#### Short problem
Will you transcribe the entries that follow, exactly and in full?

· · · ·

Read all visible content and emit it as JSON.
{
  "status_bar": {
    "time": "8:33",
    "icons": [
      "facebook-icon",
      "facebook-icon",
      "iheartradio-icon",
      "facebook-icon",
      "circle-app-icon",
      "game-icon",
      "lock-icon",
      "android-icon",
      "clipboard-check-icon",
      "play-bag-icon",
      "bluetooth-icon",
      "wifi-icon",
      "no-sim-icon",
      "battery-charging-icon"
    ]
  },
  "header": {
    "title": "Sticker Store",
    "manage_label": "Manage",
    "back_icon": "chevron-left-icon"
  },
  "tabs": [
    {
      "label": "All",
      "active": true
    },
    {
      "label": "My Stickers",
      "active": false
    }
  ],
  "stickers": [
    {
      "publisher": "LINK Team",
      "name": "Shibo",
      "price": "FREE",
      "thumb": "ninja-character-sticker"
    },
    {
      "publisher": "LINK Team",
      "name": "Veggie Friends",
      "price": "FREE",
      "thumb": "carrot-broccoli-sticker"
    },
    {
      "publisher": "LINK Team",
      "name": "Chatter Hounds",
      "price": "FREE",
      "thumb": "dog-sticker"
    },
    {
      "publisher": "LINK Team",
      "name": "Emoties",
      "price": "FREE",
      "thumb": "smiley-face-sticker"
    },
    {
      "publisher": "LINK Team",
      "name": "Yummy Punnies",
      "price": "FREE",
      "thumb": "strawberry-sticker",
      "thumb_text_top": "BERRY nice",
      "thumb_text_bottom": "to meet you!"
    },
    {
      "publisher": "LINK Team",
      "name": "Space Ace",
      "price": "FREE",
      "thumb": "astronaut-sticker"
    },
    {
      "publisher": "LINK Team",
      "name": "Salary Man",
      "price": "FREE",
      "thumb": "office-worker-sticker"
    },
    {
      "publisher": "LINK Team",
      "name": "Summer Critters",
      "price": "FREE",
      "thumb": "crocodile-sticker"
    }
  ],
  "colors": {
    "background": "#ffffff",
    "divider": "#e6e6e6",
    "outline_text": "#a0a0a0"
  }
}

· · · ·

#### Written solution
Read all visible content and emit it as JSON.
{
  "status_bar": {
    "time": "8:33",
    "icons": [
      "facebook-icon",
      "facebook-icon",
      "iheartradio-icon",
      "facebook-icon",
      "circle-app-icon",
      "game-icon",
      "lock-icon",
      "android-icon",
      "clipboard-check-icon",
      "play-bag-icon",
      "bluetooth-icon",
      "wifi-icon",
      "no-sim-icon",
      "battery-charging-icon"
    ]
  },
  "header": {
    "title": "Sticker Store",
    "manage_label": "Manage",
    "back_icon": "chevron-left-icon"
  },
  "tabs": [
    {
      "label": "All",
      "active": true
    },
    {
      "label": "My Stickers",
      "active": false
    }
  ],
  "stickers": [
    {
      "publisher": "LINK Team",
      "name": "Shibo",
      "price": "FREE",
      "thumb": "ninja-character-sticker"
    },
    {
      "publisher": "LINK Team",
      "name": "Veggie Friends",
      "price": "FREE",
      "thumb": "carrot-broccoli-sticker"
    },
    {
      "publisher": "LINK Team",
      "name": "Chatter Hounds",
      "price": "FREE",
      "thumb": "dog-sticker"
    },
    {
      "publisher": "LINK Team",
      "name": "Emoties",
      "price": "FREE",
      "thumb": "smiley-face-sticker"
    },
    {
      "publisher": "LINK Team",
      "name": "Yummy Punnies",
      "price": "FREE",
      "thumb": "strawberry-sticker",
      "thumb_text_top": "BERRY nice",
      "thumb_text_bottom": "to meet you!"
    },
    {
      "publisher": "LINK Team",
      "name": "Space Ace",
      "price": "FREE",
      "thumb": "astronaut-sticker"
    },
    {
      "publisher": "LINK Team",
      "name": "Salary Man",
      "price": "FREE",
      "thumb": "office-worker-sticker"
    },
    {
      "publisher": "LINK Team",
      "name": "Summer Critters",
      "price": "FREE",
      "thumb": "crocodile-sticker"
    }
  ],
  "colors": {
    "background": "#ffffff",
    "divider": "#e6e6e6",
    "outline_text": "#a0a0a0"
  }
}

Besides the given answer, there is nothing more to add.